* START *
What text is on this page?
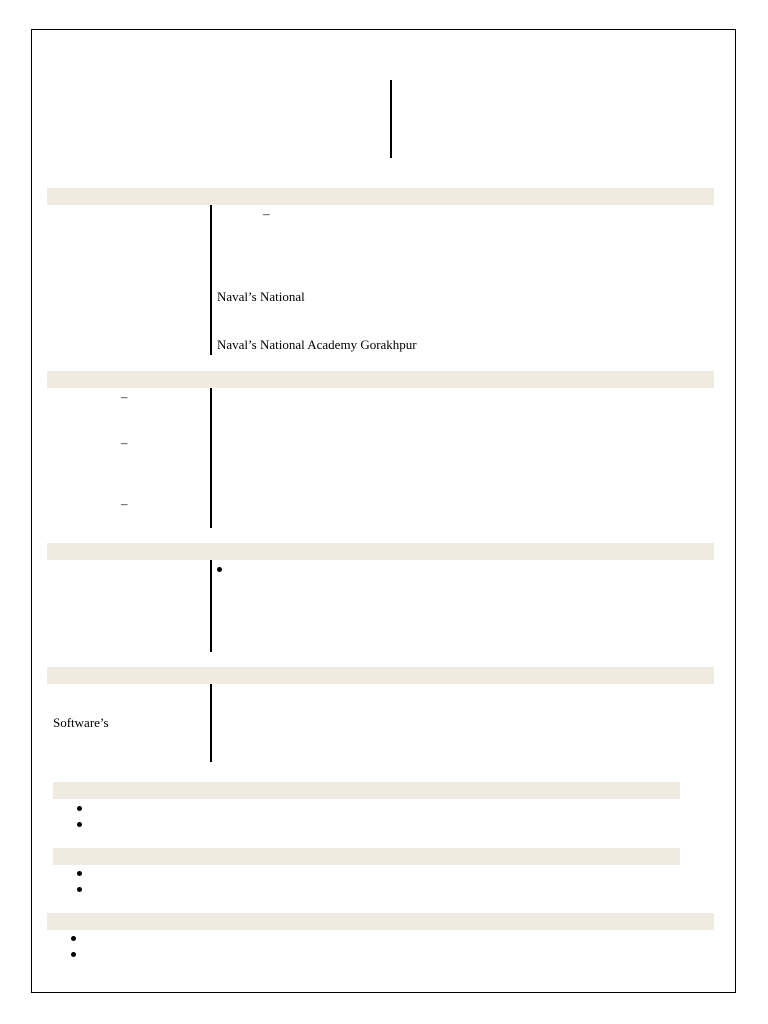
–
Naval’s National
Naval’s National Academy Gorakhpur
–
–
–
Software’s
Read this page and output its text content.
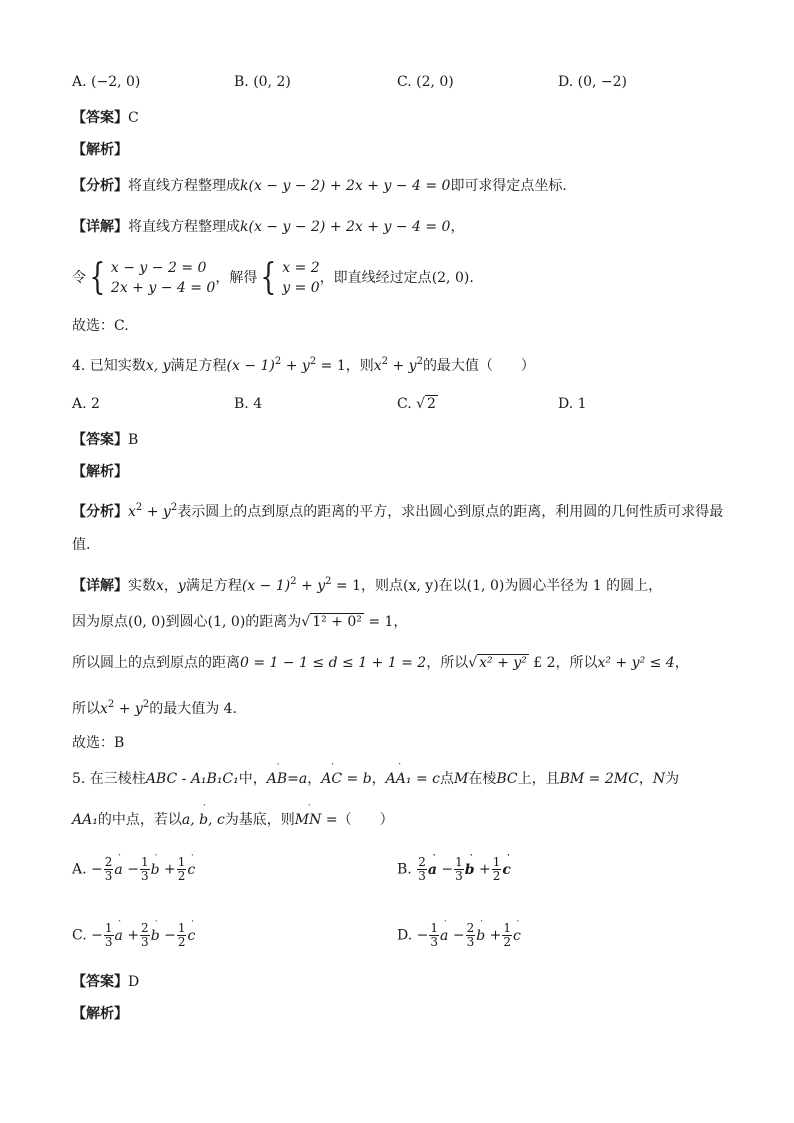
A. (−2, 0)	B. (0, 2)	C. (2, 0)	D. (0, −2)
【答案】C
【解析】
【分析】将直线方程整理成k(x − y − 2) + 2x + y − 4 = 0即可求得定点坐标.
【详解】将直线方程整理成k(x − y − 2) + 2x + y − 4 = 0，
令 { x − y − 2 = 0
2x + y − 4 = 0
，解得 { x = 2
y = 0
，即直线经过定点(2, 0).
故选：C.
4. 已知实数x, y满足方程$(x - 1)^2 + y^2 = 1$，则$x^2 + y^2$的最大值（　　）
A. 2	B. 4	C. √ 2	D. 1
【答案】B
【解析】
【分析】$x^2 + y^2$表示圆上的点到原点的距离的平方，求出圆心到原点的距离，利用圆的几何性质可求得最
值.
【详解】实数x，y满足方程$(x - 1)^2 + y^2 = 1$，则点(x, y)在以(1, 0)为圆心半径为 1 的圆上，
因为原点(0, 0)到圆心(1, 0)的距离为√ 1² + 0² = 1，
所以圆上的点到原点的距离0 = 1 − 1 ≤ d ≤ 1 + 1 = 2，所以√ x² + y² £ 2，所以x² + y² ≤ 4，
所以$x^2 + y^2$的最大值为 4.
故选：B
5. 在三棱柱ABC - A₁B₁C₁中，‵ AB=a，‵ AC = b，‵ AA₁ = c点M在棱BC上，且BM = 2MC，N为
AA₁的中点，若以‵ a, b, c为基底，则‵ MN =（　　）
A. − $\frac{2}{3}$ ‵ $a - \frac{1}{3}$ ‵ $b + \frac{1}{2}$ ‵ c	B. $\frac{2}{3}$ ‵ $a - \frac{1}{3}$ ‵ $b + \frac{1}{2}$ ‵ c
C. − $\frac{1}{3}$ ‵ $a + \frac{2}{3}$ ‵ $b - \frac{1}{2}$ ‵ c	D. − $\frac{1}{3}$ ‵ $a - \frac{2}{3}$ ‵ $b + \frac{1}{2}$ ‵ c
【答案】D
【解析】
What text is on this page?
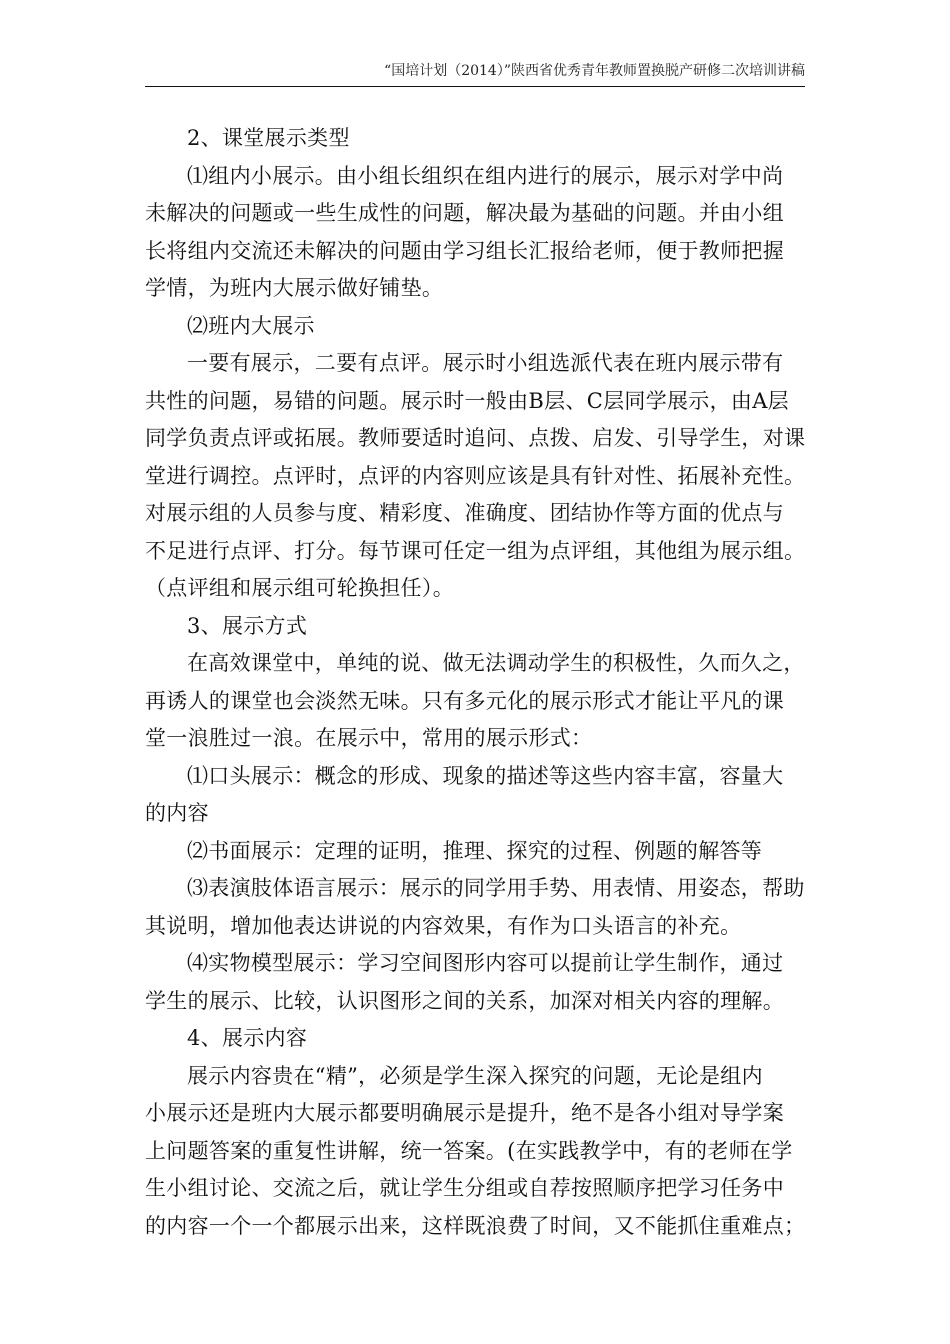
“国培计划（2014）”陕西省优秀青年教师置换脱产研修二次培训讲稿
2、课堂展示类型
⑴组内小展示。由小组长组织在组内进行的展示，展示对学中尚
未解决的问题或一些生成性的问题，解决最为基础的问题。并由小组
长将组内交流还未解决的问题由学习组长汇报给老师，便于教师把握
学情，为班内大展示做好铺垫。
⑵班内大展示
一要有展示，二要有点评。展示时小组选派代表在班内展示带有
共性的问题，易错的问题。展示时一般由B层、C层同学展示，由A层
同学负责点评或拓展。教师要适时追问、点拨、启发、引导学生，对课
堂进行调控。点评时，点评的内容则应该是具有针对性、拓展补充性。
对展示组的人员参与度、精彩度、准确度、团结协作等方面的优点与
不足进行点评、打分。每节课可任定一组为点评组，其他组为展示组。
（点评组和展示组可轮换担任）。
3、展示方式
在高效课堂中，单纯的说、做无法调动学生的积极性，久而久之，
再诱人的课堂也会淡然无味。只有多元化的展示形式才能让平凡的课
堂一浪胜过一浪。在展示中，常用的展示形式：
⑴口头展示：概念的形成、现象的描述等这些内容丰富，容量大
的内容
⑵书面展示：定理的证明，推理、探究的过程、例题的解答等
⑶表演肢体语言展示：展示的同学用手势、用表情、用姿态，帮助
其说明，增加他表达讲说的内容效果，有作为口头语言的补充。
⑷实物模型展示：学习空间图形内容可以提前让学生制作，通过
学生的展示、比较，认识图形之间的关系，加深对相关内容的理解。
4、展示内容
展示内容贵在“精”，必须是学生深入探究的问题，无论是组内
小展示还是班内大展示都要明确展示是提升，绝不是各小组对导学案
上问题答案的重复性讲解，统一答案。(在实践教学中，有的老师在学
生小组讨论、交流之后，就让学生分组或自荐按照顺序把学习任务中
的内容一个一个都展示出来，这样既浪费了时间，又不能抓住重难点；
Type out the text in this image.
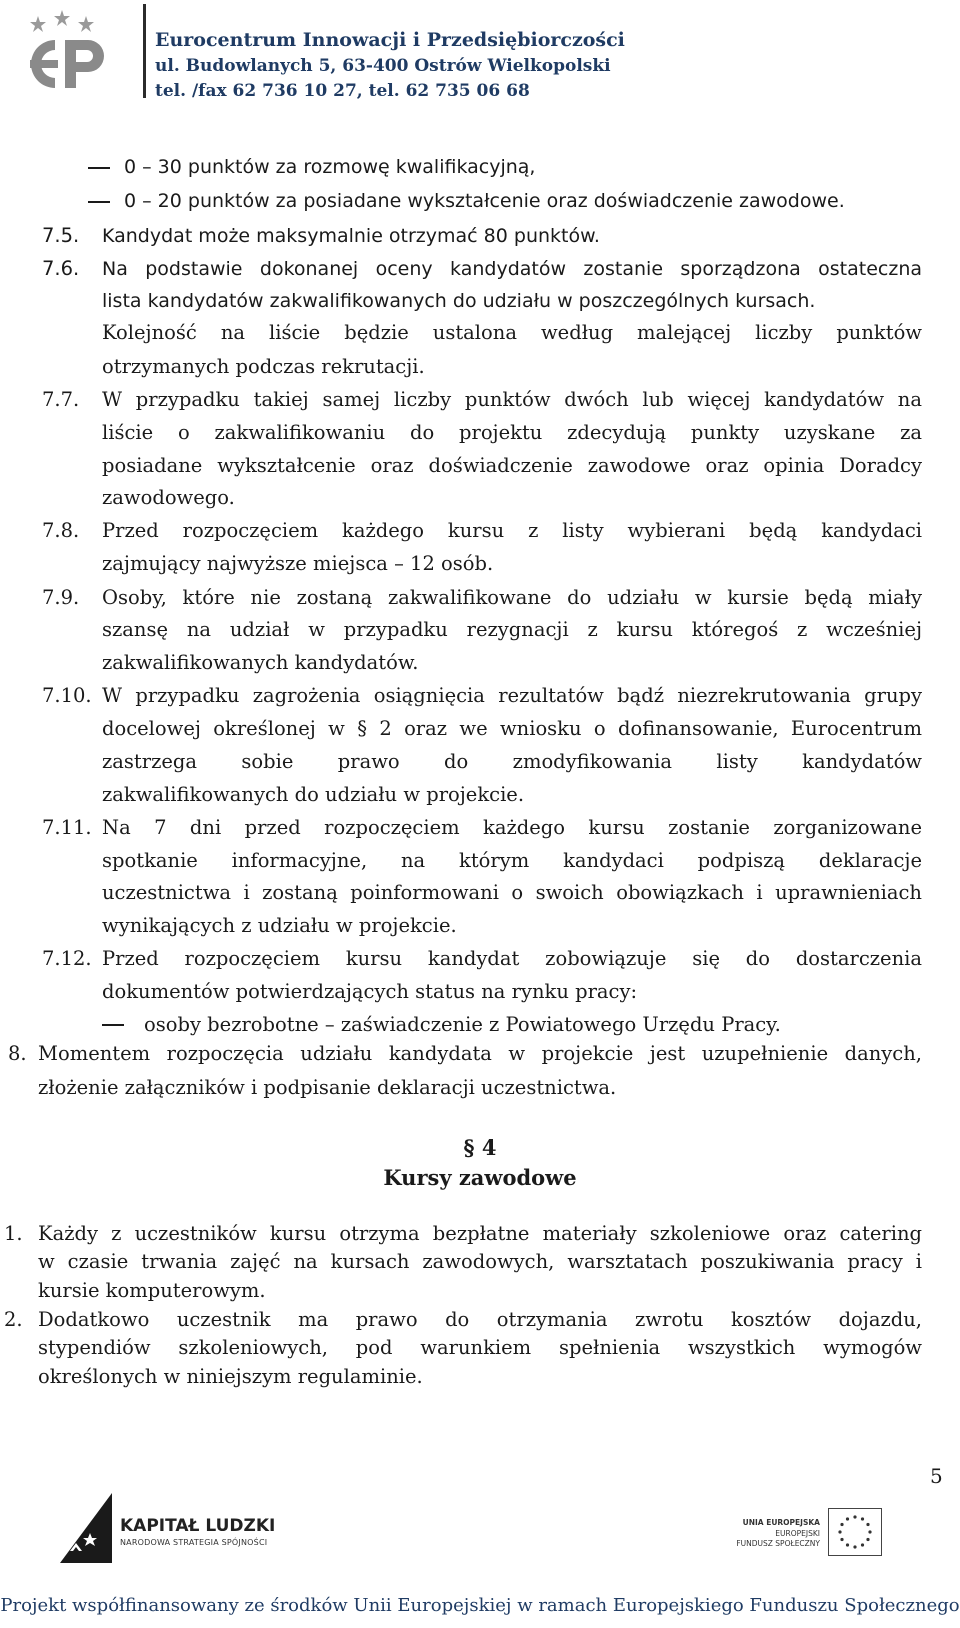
Eurocentrum Innowacji i Przedsiębiorczości
ul. Budowlanych 5, 63-400 Ostrów Wielkopolski
tel. /fax 62 736 10 27, tel. 62 735 06 68
0 – 30 punktów za rozmowę kwalifikacyjną,
0 – 20 punktów za posiadane wykształcenie oraz doświadczenie zawodowe.
7.5. Kandydat może maksymalnie otrzymać 80 punktów.
7.6. Na podstawie dokonanej oceny kandydatów zostanie sporządzona ostateczna
lista kandydatów zakwalifikowanych do udziału w poszczególnych kursach.
Kolejność na liście będzie ustalona według malejącej liczby punktów
otrzymanych podczas rekrutacji.
7.7. W przypadku takiej samej liczby punktów dwóch lub więcej kandydatów na
liście o zakwalifikowaniu do projektu zdecydują punkty uzyskane za
posiadane wykształcenie oraz doświadczenie zawodowe oraz opinia Doradcy
zawodowego.
7.8. Przed rozpoczęciem każdego kursu z listy wybierani będą kandydaci
zajmujący najwyższe miejsca – 12 osób.
7.9. Osoby, które nie zostaną zakwalifikowane do udziału w kursie będą miały
szansę na udział w przypadku rezygnacji z kursu któregoś z wcześniej
zakwalifikowanych kandydatów.
7.10. W przypadku zagrożenia osiągnięcia rezultatów bądź niezrekrutowania grupy
docelowej określonej w § 2 oraz we wniosku o dofinansowanie, Eurocentrum
zastrzega sobie prawo do zmodyfikowania listy kandydatów
zakwalifikowanych do udziału w projekcie.
7.11. Na 7 dni przed rozpoczęciem każdego kursu zostanie zorganizowane
spotkanie informacyjne, na którym kandydaci podpiszą deklaracje
uczestnictwa i zostaną poinformowani o swoich obowiązkach i uprawnieniach
wynikających z udziału w projekcie.
7.12. Przed rozpoczęciem kursu kandydat zobowiązuje się do dostarczenia
dokumentów potwierdzających status na rynku pracy:
osoby bezrobotne – zaświadczenie z Powiatowego Urzędu Pracy.
8. Momentem rozpoczęcia udziału kandydata w projekcie jest uzupełnienie danych,
złożenie załączników i podpisanie deklaracji uczestnictwa.
§ 4
Kursy zawodowe
1. Każdy z uczestników kursu otrzyma bezpłatne materiały szkoleniowe oraz catering
w czasie trwania zajęć na kursach zawodowych, warsztatach poszukiwania pracy i
kursie komputerowym.
2. Dodatkowo uczestnik ma prawo do otrzymania zwrotu kosztów dojazdu,
stypendiów szkoleniowych, pod warunkiem spełnienia wszystkich wymogów
określonych w niniejszym regulaminie.
5
KAPITAŁ LUDZKI
NARODOWA STRATEGIA SPÓJNOŚCI
UNIA EUROPEJSKA
EUROPEJSKI
FUNDUSZ SPOŁECZNY
Projekt współfinansowany ze środków Unii Europejskiej w ramach Europejskiego Funduszu Społecznego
* END *
Copy the material above exactly and drop the pictures.

What text is on this page?
–
Naval’s National
Naval’s National Academy Gorakhpur
–
–
–
Software’s
Read this page and output its text content.
A. (−2, 0)	B. (0, 2)	C. (2, 0)	D. (0, −2)
【答案】C
【解析】
【分析】将直线方程整理成k(x − y − 2) + 2x + y − 4 = 0即可求得定点坐标.
【详解】将直线方程整理成k(x − y − 2) + 2x + y − 4 = 0，
令 { x − y − 2 = 0
2x + y − 4 = 0
，解得 { x = 2
y = 0
，即直线经过定点(2, 0).
故选：C.
4. 已知实数x, y满足方程$(x - 1)^2 + y^2 = 1$，则$x^2 + y^2$的最大值（　　）
A. 2	B. 4	C. √ 2	D. 1
【答案】B
【解析】
【分析】$x^2 + y^2$表示圆上的点到原点的距离的平方，求出圆心到原点的距离，利用圆的几何性质可求得最
值.
【详解】实数x，y满足方程$(x - 1)^2 + y^2 = 1$，则点(x, y)在以(1, 0)为圆心半径为 1 的圆上，
因为原点(0, 0)到圆心(1, 0)的距离为√ 1² + 0² = 1，
所以圆上的点到原点的距离0 = 1 − 1 ≤ d ≤ 1 + 1 = 2，所以√ x² + y² £ 2，所以x² + y² ≤ 4，
所以$x^2 + y^2$的最大值为 4.
故选：B
5. 在三棱柱ABC - A₁B₁C₁中，‵ AB=a，‵ AC = b，‵ AA₁ = c点M在棱BC上，且BM = 2MC，N为
AA₁的中点，若以‵ a, b, c为基底，则‵ MN =（　　）
A. − $\frac{2}{3}$ ‵ $a - \frac{1}{3}$ ‵ $b + \frac{1}{2}$ ‵ c	B. $\frac{2}{3}$ ‵ $a - \frac{1}{3}$ ‵ $b + \frac{1}{2}$ ‵ c
C. − $\frac{1}{3}$ ‵ $a + \frac{2}{3}$ ‵ $b - \frac{1}{2}$ ‵ c	D. − $\frac{1}{3}$ ‵ $a - \frac{2}{3}$ ‵ $b + \frac{1}{2}$ ‵ c
【答案】D
【解析】
What text is on this page?
“国培计划（2014）”陕西省优秀青年教师置换脱产研修二次培训讲稿
2、课堂展示类型
⑴组内小展示。由小组长组织在组内进行的展示，展示对学中尚
未解决的问题或一些生成性的问题，解决最为基础的问题。并由小组
长将组内交流还未解决的问题由学习组长汇报给老师，便于教师把握
学情，为班内大展示做好铺垫。
⑵班内大展示
一要有展示，二要有点评。展示时小组选派代表在班内展示带有
共性的问题，易错的问题。展示时一般由B层、C层同学展示，由A层
同学负责点评或拓展。教师要适时追问、点拨、启发、引导学生，对课
堂进行调控。点评时，点评的内容则应该是具有针对性、拓展补充性。
对展示组的人员参与度、精彩度、准确度、团结协作等方面的优点与
不足进行点评、打分。每节课可任定一组为点评组，其他组为展示组。
（点评组和展示组可轮换担任）。
3、展示方式
在高效课堂中，单纯的说、做无法调动学生的积极性，久而久之，
再诱人的课堂也会淡然无味。只有多元化的展示形式才能让平凡的课
堂一浪胜过一浪。在展示中，常用的展示形式：
⑴口头展示：概念的形成、现象的描述等这些内容丰富，容量大
的内容
⑵书面展示：定理的证明，推理、探究的过程、例题的解答等
⑶表演肢体语言展示：展示的同学用手势、用表情、用姿态，帮助
其说明，增加他表达讲说的内容效果，有作为口头语言的补充。
⑷实物模型展示：学习空间图形内容可以提前让学生制作，通过
学生的展示、比较，认识图形之间的关系，加深对相关内容的理解。
4、展示内容
展示内容贵在“精”，必须是学生深入探究的问题，无论是组内
小展示还是班内大展示都要明确展示是提升，绝不是各小组对导学案
上问题答案的重复性讲解，统一答案。(在实践教学中，有的老师在学
生小组讨论、交流之后，就让学生分组或自荐按照顺序把学习任务中
的内容一个一个都展示出来，这样既浪费了时间，又不能抓住重难点；
Type out the text in this image.
Eurocentrum Innowacji i Przedsiębiorczości
ul. Budowlanych 5, 63-400 Ostrów Wielkopolski
tel. /fax 62 736 10 27, tel. 62 735 06 68
0 – 30 punktów za rozmowę kwalifikacyjną,
0 – 20 punktów za posiadane wykształcenie oraz doświadczenie zawodowe.
7.5. Kandydat może maksymalnie otrzymać 80 punktów.
7.6. Na podstawie dokonanej oceny kandydatów zostanie sporządzona ostateczna
lista kandydatów zakwalifikowanych do udziału w poszczególnych kursach.
Kolejność na liście będzie ustalona według malejącej liczby punktów
otrzymanych podczas rekrutacji.
7.7. W przypadku takiej samej liczby punktów dwóch lub więcej kandydatów na
liście o zakwalifikowaniu do projektu zdecydują punkty uzyskane za
posiadane wykształcenie oraz doświadczenie zawodowe oraz opinia Doradcy
zawodowego.
7.8. Przed rozpoczęciem każdego kursu z listy wybierani będą kandydaci
zajmujący najwyższe miejsca – 12 osób.
7.9. Osoby, które nie zostaną zakwalifikowane do udziału w kursie będą miały
szansę na udział w przypadku rezygnacji z kursu któregoś z wcześniej
zakwalifikowanych kandydatów.
7.10. W przypadku zagrożenia osiągnięcia rezultatów bądź niezrekrutowania grupy
docelowej określonej w § 2 oraz we wniosku o dofinansowanie, Eurocentrum
zastrzega sobie prawo do zmodyfikowania listy kandydatów
zakwalifikowanych do udziału w projekcie.
7.11. Na 7 dni przed rozpoczęciem każdego kursu zostanie zorganizowane
spotkanie informacyjne, na którym kandydaci podpiszą deklaracje
uczestnictwa i zostaną poinformowani o swoich obowiązkach i uprawnieniach
wynikających z udziału w projekcie.
7.12. Przed rozpoczęciem kursu kandydat zobowiązuje się do dostarczenia
dokumentów potwierdzających status na rynku pracy:
osoby bezrobotne – zaświadczenie z Powiatowego Urzędu Pracy.
8. Momentem rozpoczęcia udziału kandydata w projekcie jest uzupełnienie danych,
złożenie załączników i podpisanie deklaracji uczestnictwa.
§ 4
Kursy zawodowe
1. Każdy z uczestników kursu otrzyma bezpłatne materiały szkoleniowe oraz catering
w czasie trwania zajęć na kursach zawodowych, warsztatach poszukiwania pracy i
kursie komputerowym.
2. Dodatkowo uczestnik ma prawo do otrzymania zwrotu kosztów dojazdu,
stypendiów szkoleniowych, pod warunkiem spełnienia wszystkich wymogów
określonych w niniejszym regulaminie.
5
KAPITAŁ LUDZKI
NARODOWA STRATEGIA SPÓJNOŚCI
UNIA EUROPEJSKA
EUROPEJSKI
FUNDUSZ SPOŁECZNY
Projekt współfinansowany ze środków Unii Europejskiej w ramach Europejskiego Funduszu Społecznego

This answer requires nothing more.